(Figure record extracts)

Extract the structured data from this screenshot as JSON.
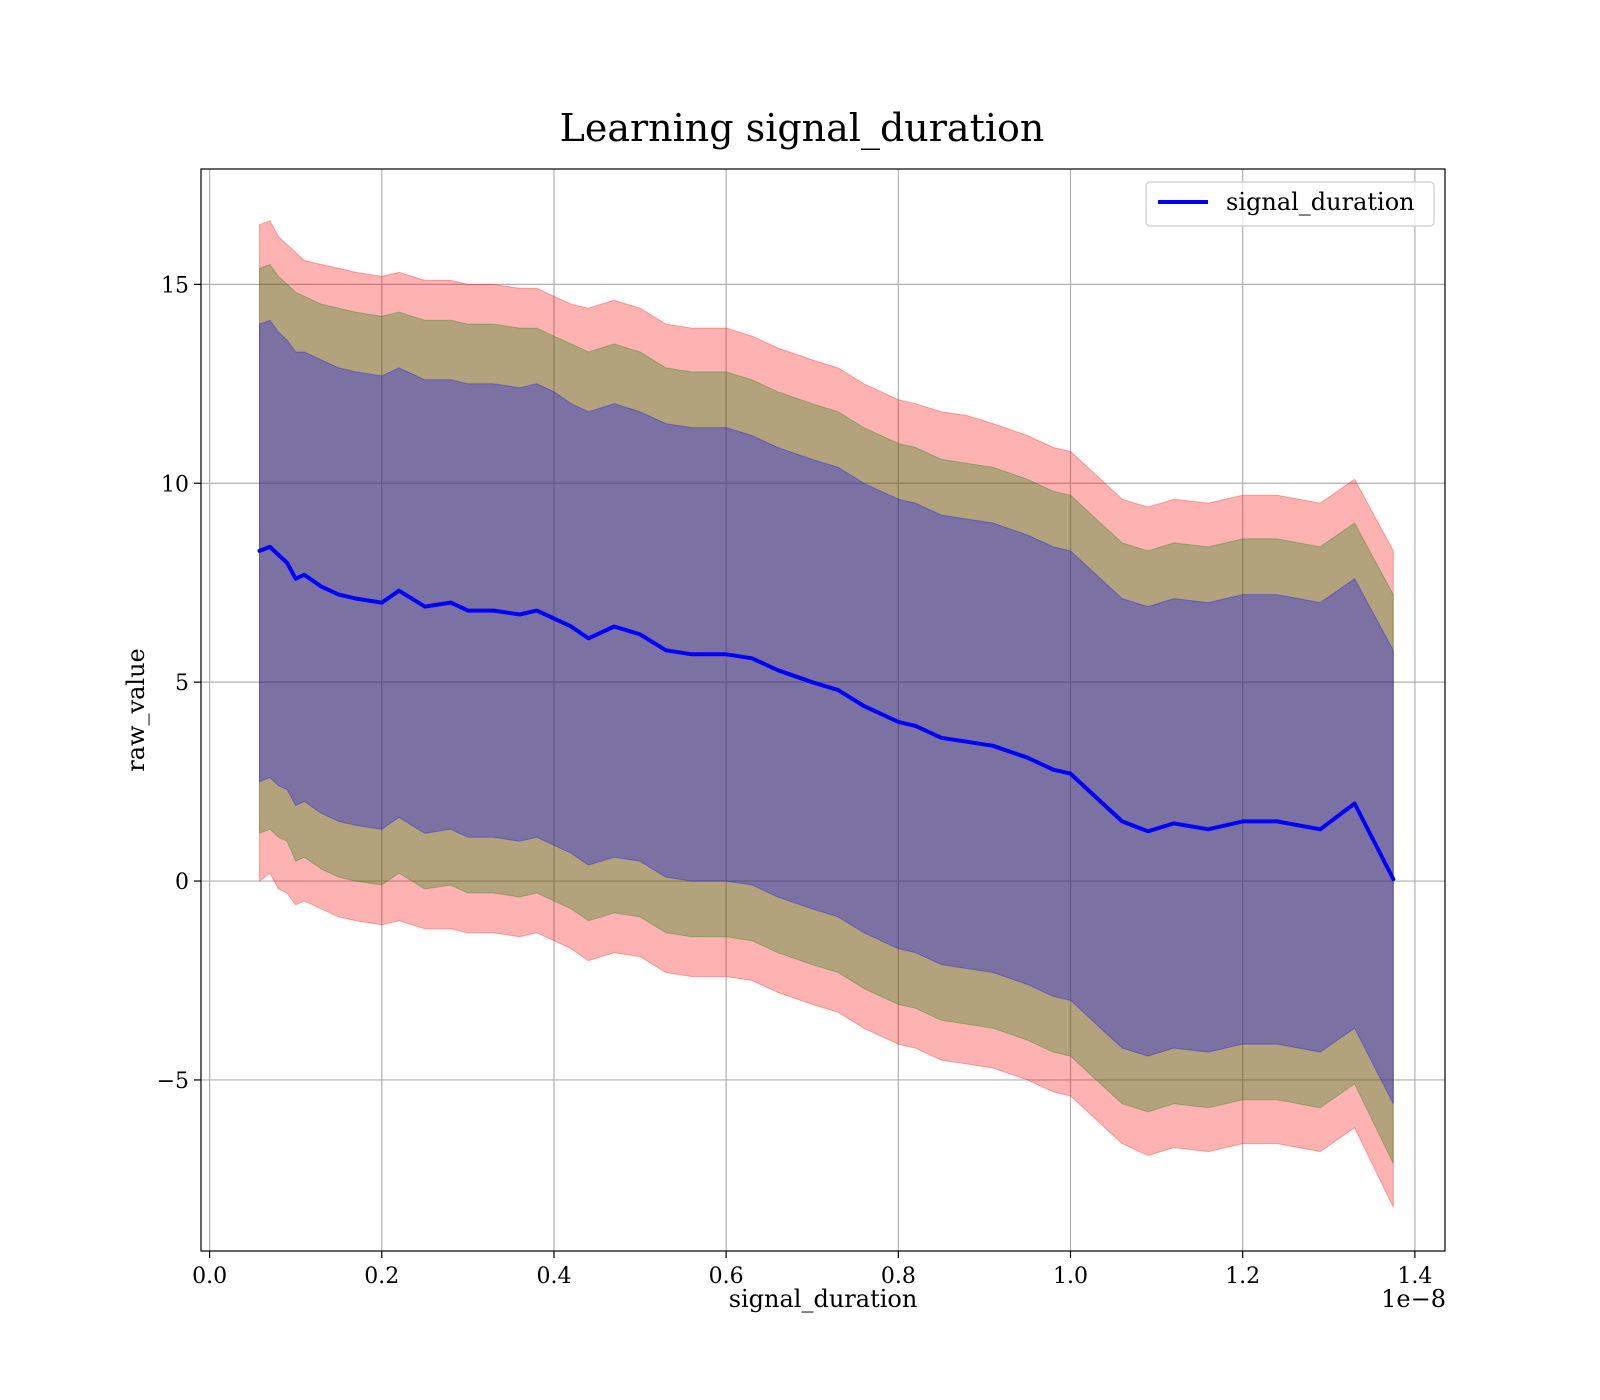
{
  "chart_data": {
    "type": "line",
    "title": "Learning signal_duration",
    "xlabel": "signal_duration",
    "ylabel": "raw_value",
    "x_offset_label": "1e−8",
    "xlim": [
      -0.01,
      1.435
    ],
    "ylim": [
      -9.3,
      17.9
    ],
    "x_ticks": [
      0.0,
      0.2,
      0.4,
      0.6,
      0.8,
      1.0,
      1.2,
      1.4
    ],
    "x_tick_labels": [
      "0.0",
      "0.2",
      "0.4",
      "0.6",
      "0.8",
      "1.0",
      "1.2",
      "1.4"
    ],
    "y_ticks": [
      -5,
      0,
      5,
      10,
      15
    ],
    "y_tick_labels": [
      "−5",
      "0",
      "5",
      "10",
      "15"
    ],
    "grid": true,
    "legend_position": "top-right",
    "x": [
      0.058,
      0.07,
      0.08,
      0.09,
      0.1,
      0.11,
      0.13,
      0.15,
      0.17,
      0.2,
      0.22,
      0.25,
      0.28,
      0.3,
      0.33,
      0.36,
      0.38,
      0.4,
      0.42,
      0.44,
      0.47,
      0.5,
      0.53,
      0.56,
      0.6,
      0.63,
      0.66,
      0.7,
      0.73,
      0.76,
      0.8,
      0.82,
      0.85,
      0.88,
      0.91,
      0.95,
      0.98,
      1.0,
      1.02,
      1.04,
      1.06,
      1.09,
      1.12,
      1.16,
      1.2,
      1.24,
      1.29,
      1.33,
      1.375
    ],
    "series": [
      {
        "name": "signal_duration",
        "color": "#0000ff",
        "values": [
          8.3,
          8.4,
          8.2,
          8.0,
          7.6,
          7.7,
          7.4,
          7.2,
          7.1,
          7.0,
          7.3,
          6.9,
          7.0,
          6.8,
          6.8,
          6.7,
          6.8,
          6.6,
          6.4,
          6.1,
          6.4,
          6.2,
          5.8,
          5.7,
          5.7,
          5.6,
          5.3,
          5.0,
          4.8,
          4.4,
          4.0,
          3.9,
          3.6,
          3.5,
          3.4,
          3.1,
          2.8,
          2.7,
          2.3,
          1.9,
          1.5,
          1.25,
          1.45,
          1.3,
          1.5,
          1.5,
          1.3,
          1.95,
          0.05
        ]
      }
    ],
    "bands": [
      {
        "color": "#ff0000",
        "opacity": 0.3,
        "upper": [
          16.5,
          16.6,
          16.2,
          16.0,
          15.8,
          15.6,
          15.5,
          15.4,
          15.3,
          15.2,
          15.3,
          15.1,
          15.1,
          15.0,
          15.0,
          14.9,
          14.9,
          14.7,
          14.5,
          14.4,
          14.6,
          14.4,
          14.0,
          13.9,
          13.9,
          13.7,
          13.4,
          13.1,
          12.9,
          12.5,
          12.1,
          12.0,
          11.8,
          11.7,
          11.5,
          11.2,
          10.9,
          10.8,
          10.4,
          10.0,
          9.6,
          9.4,
          9.6,
          9.5,
          9.7,
          9.7,
          9.5,
          10.1,
          8.3
        ],
        "lower": [
          0.0,
          0.2,
          -0.2,
          -0.3,
          -0.6,
          -0.5,
          -0.7,
          -0.9,
          -1.0,
          -1.1,
          -1.0,
          -1.2,
          -1.2,
          -1.3,
          -1.3,
          -1.4,
          -1.3,
          -1.5,
          -1.7,
          -2.0,
          -1.8,
          -1.9,
          -2.3,
          -2.4,
          -2.4,
          -2.5,
          -2.8,
          -3.1,
          -3.3,
          -3.7,
          -4.1,
          -4.2,
          -4.5,
          -4.6,
          -4.7,
          -5.0,
          -5.3,
          -5.4,
          -5.8,
          -6.2,
          -6.6,
          -6.9,
          -6.7,
          -6.8,
          -6.6,
          -6.6,
          -6.8,
          -6.2,
          -8.2
        ]
      },
      {
        "color": "#008000",
        "opacity": 0.3,
        "upper": [
          15.4,
          15.5,
          15.2,
          15.0,
          14.8,
          14.7,
          14.5,
          14.4,
          14.3,
          14.2,
          14.3,
          14.1,
          14.1,
          14.0,
          14.0,
          13.9,
          13.9,
          13.7,
          13.5,
          13.3,
          13.5,
          13.3,
          12.9,
          12.8,
          12.8,
          12.6,
          12.3,
          12.0,
          11.8,
          11.4,
          11.0,
          10.9,
          10.6,
          10.5,
          10.4,
          10.1,
          9.8,
          9.7,
          9.3,
          8.9,
          8.5,
          8.3,
          8.5,
          8.4,
          8.6,
          8.6,
          8.4,
          9.0,
          7.2
        ],
        "lower": [
          1.2,
          1.3,
          1.1,
          1.0,
          0.5,
          0.6,
          0.3,
          0.1,
          0.0,
          -0.1,
          0.2,
          -0.2,
          -0.1,
          -0.3,
          -0.3,
          -0.4,
          -0.3,
          -0.5,
          -0.7,
          -1.0,
          -0.8,
          -0.9,
          -1.3,
          -1.4,
          -1.4,
          -1.5,
          -1.8,
          -2.1,
          -2.3,
          -2.7,
          -3.1,
          -3.2,
          -3.5,
          -3.6,
          -3.7,
          -4.0,
          -4.3,
          -4.4,
          -4.8,
          -5.2,
          -5.6,
          -5.8,
          -5.6,
          -5.7,
          -5.5,
          -5.5,
          -5.7,
          -5.1,
          -7.1
        ]
      },
      {
        "color": "#0000ff",
        "opacity": 0.3,
        "upper": [
          14.0,
          14.1,
          13.8,
          13.6,
          13.3,
          13.3,
          13.1,
          12.9,
          12.8,
          12.7,
          12.9,
          12.6,
          12.6,
          12.5,
          12.5,
          12.4,
          12.5,
          12.3,
          12.0,
          11.8,
          12.0,
          11.8,
          11.5,
          11.4,
          11.4,
          11.2,
          10.9,
          10.6,
          10.4,
          10.0,
          9.6,
          9.5,
          9.2,
          9.1,
          9.0,
          8.7,
          8.4,
          8.3,
          7.9,
          7.5,
          7.1,
          6.9,
          7.1,
          7.0,
          7.2,
          7.2,
          7.0,
          7.6,
          5.8
        ],
        "lower": [
          2.5,
          2.6,
          2.4,
          2.3,
          1.9,
          2.0,
          1.7,
          1.5,
          1.4,
          1.3,
          1.6,
          1.2,
          1.3,
          1.1,
          1.1,
          1.0,
          1.1,
          0.9,
          0.7,
          0.4,
          0.6,
          0.5,
          0.1,
          0.0,
          0.0,
          -0.1,
          -0.4,
          -0.7,
          -0.9,
          -1.3,
          -1.7,
          -1.8,
          -2.1,
          -2.2,
          -2.3,
          -2.6,
          -2.9,
          -3.0,
          -3.4,
          -3.8,
          -4.2,
          -4.4,
          -4.2,
          -4.3,
          -4.1,
          -4.1,
          -4.3,
          -3.7,
          -5.6
        ]
      }
    ]
  }
}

**Problem to work on**
Your task is to retype all the entries exactly and leave out any pictures.

**Correct result**
Extract the structured data from this screenshot as JSON.
{
  "chart_data": {
    "type": "line",
    "title": "Learning signal_duration",
    "xlabel": "signal_duration",
    "ylabel": "raw_value",
    "x_offset_label": "1e−8",
    "xlim": [
      -0.01,
      1.435
    ],
    "ylim": [
      -9.3,
      17.9
    ],
    "x_ticks": [
      0.0,
      0.2,
      0.4,
      0.6,
      0.8,
      1.0,
      1.2,
      1.4
    ],
    "x_tick_labels": [
      "0.0",
      "0.2",
      "0.4",
      "0.6",
      "0.8",
      "1.0",
      "1.2",
      "1.4"
    ],
    "y_ticks": [
      -5,
      0,
      5,
      10,
      15
    ],
    "y_tick_labels": [
      "−5",
      "0",
      "5",
      "10",
      "15"
    ],
    "grid": true,
    "legend_position": "top-right",
    "x": [
      0.058,
      0.07,
      0.08,
      0.09,
      0.1,
      0.11,
      0.13,
      0.15,
      0.17,
      0.2,
      0.22,
      0.25,
      0.28,
      0.3,
      0.33,
      0.36,
      0.38,
      0.4,
      0.42,
      0.44,
      0.47,
      0.5,
      0.53,
      0.56,
      0.6,
      0.63,
      0.66,
      0.7,
      0.73,
      0.76,
      0.8,
      0.82,
      0.85,
      0.88,
      0.91,
      0.95,
      0.98,
      1.0,
      1.02,
      1.04,
      1.06,
      1.09,
      1.12,
      1.16,
      1.2,
      1.24,
      1.29,
      1.33,
      1.375
    ],
    "series": [
      {
        "name": "signal_duration",
        "color": "#0000ff",
        "values": [
          8.3,
          8.4,
          8.2,
          8.0,
          7.6,
          7.7,
          7.4,
          7.2,
          7.1,
          7.0,
          7.3,
          6.9,
          7.0,
          6.8,
          6.8,
          6.7,
          6.8,
          6.6,
          6.4,
          6.1,
          6.4,
          6.2,
          5.8,
          5.7,
          5.7,
          5.6,
          5.3,
          5.0,
          4.8,
          4.4,
          4.0,
          3.9,
          3.6,
          3.5,
          3.4,
          3.1,
          2.8,
          2.7,
          2.3,
          1.9,
          1.5,
          1.25,
          1.45,
          1.3,
          1.5,
          1.5,
          1.3,
          1.95,
          0.05
        ]
      }
    ],
    "bands": [
      {
        "color": "#ff0000",
        "opacity": 0.3,
        "upper": [
          16.5,
          16.6,
          16.2,
          16.0,
          15.8,
          15.6,
          15.5,
          15.4,
          15.3,
          15.2,
          15.3,
          15.1,
          15.1,
          15.0,
          15.0,
          14.9,
          14.9,
          14.7,
          14.5,
          14.4,
          14.6,
          14.4,
          14.0,
          13.9,
          13.9,
          13.7,
          13.4,
          13.1,
          12.9,
          12.5,
          12.1,
          12.0,
          11.8,
          11.7,
          11.5,
          11.2,
          10.9,
          10.8,
          10.4,
          10.0,
          9.6,
          9.4,
          9.6,
          9.5,
          9.7,
          9.7,
          9.5,
          10.1,
          8.3
        ],
        "lower": [
          0.0,
          0.2,
          -0.2,
          -0.3,
          -0.6,
          -0.5,
          -0.7,
          -0.9,
          -1.0,
          -1.1,
          -1.0,
          -1.2,
          -1.2,
          -1.3,
          -1.3,
          -1.4,
          -1.3,
          -1.5,
          -1.7,
          -2.0,
          -1.8,
          -1.9,
          -2.3,
          -2.4,
          -2.4,
          -2.5,
          -2.8,
          -3.1,
          -3.3,
          -3.7,
          -4.1,
          -4.2,
          -4.5,
          -4.6,
          -4.7,
          -5.0,
          -5.3,
          -5.4,
          -5.8,
          -6.2,
          -6.6,
          -6.9,
          -6.7,
          -6.8,
          -6.6,
          -6.6,
          -6.8,
          -6.2,
          -8.2
        ]
      },
      {
        "color": "#008000",
        "opacity": 0.3,
        "upper": [
          15.4,
          15.5,
          15.2,
          15.0,
          14.8,
          14.7,
          14.5,
          14.4,
          14.3,
          14.2,
          14.3,
          14.1,
          14.1,
          14.0,
          14.0,
          13.9,
          13.9,
          13.7,
          13.5,
          13.3,
          13.5,
          13.3,
          12.9,
          12.8,
          12.8,
          12.6,
          12.3,
          12.0,
          11.8,
          11.4,
          11.0,
          10.9,
          10.6,
          10.5,
          10.4,
          10.1,
          9.8,
          9.7,
          9.3,
          8.9,
          8.5,
          8.3,
          8.5,
          8.4,
          8.6,
          8.6,
          8.4,
          9.0,
          7.2
        ],
        "lower": [
          1.2,
          1.3,
          1.1,
          1.0,
          0.5,
          0.6,
          0.3,
          0.1,
          0.0,
          -0.1,
          0.2,
          -0.2,
          -0.1,
          -0.3,
          -0.3,
          -0.4,
          -0.3,
          -0.5,
          -0.7,
          -1.0,
          -0.8,
          -0.9,
          -1.3,
          -1.4,
          -1.4,
          -1.5,
          -1.8,
          -2.1,
          -2.3,
          -2.7,
          -3.1,
          -3.2,
          -3.5,
          -3.6,
          -3.7,
          -4.0,
          -4.3,
          -4.4,
          -4.8,
          -5.2,
          -5.6,
          -5.8,
          -5.6,
          -5.7,
          -5.5,
          -5.5,
          -5.7,
          -5.1,
          -7.1
        ]
      },
      {
        "color": "#0000ff",
        "opacity": 0.3,
        "upper": [
          14.0,
          14.1,
          13.8,
          13.6,
          13.3,
          13.3,
          13.1,
          12.9,
          12.8,
          12.7,
          12.9,
          12.6,
          12.6,
          12.5,
          12.5,
          12.4,
          12.5,
          12.3,
          12.0,
          11.8,
          12.0,
          11.8,
          11.5,
          11.4,
          11.4,
          11.2,
          10.9,
          10.6,
          10.4,
          10.0,
          9.6,
          9.5,
          9.2,
          9.1,
          9.0,
          8.7,
          8.4,
          8.3,
          7.9,
          7.5,
          7.1,
          6.9,
          7.1,
          7.0,
          7.2,
          7.2,
          7.0,
          7.6,
          5.8
        ],
        "lower": [
          2.5,
          2.6,
          2.4,
          2.3,
          1.9,
          2.0,
          1.7,
          1.5,
          1.4,
          1.3,
          1.6,
          1.2,
          1.3,
          1.1,
          1.1,
          1.0,
          1.1,
          0.9,
          0.7,
          0.4,
          0.6,
          0.5,
          0.1,
          0.0,
          0.0,
          -0.1,
          -0.4,
          -0.7,
          -0.9,
          -1.3,
          -1.7,
          -1.8,
          -2.1,
          -2.2,
          -2.3,
          -2.6,
          -2.9,
          -3.0,
          -3.4,
          -3.8,
          -4.2,
          -4.4,
          -4.2,
          -4.3,
          -4.1,
          -4.1,
          -4.3,
          -3.7,
          -5.6
        ]
      }
    ]
  }
}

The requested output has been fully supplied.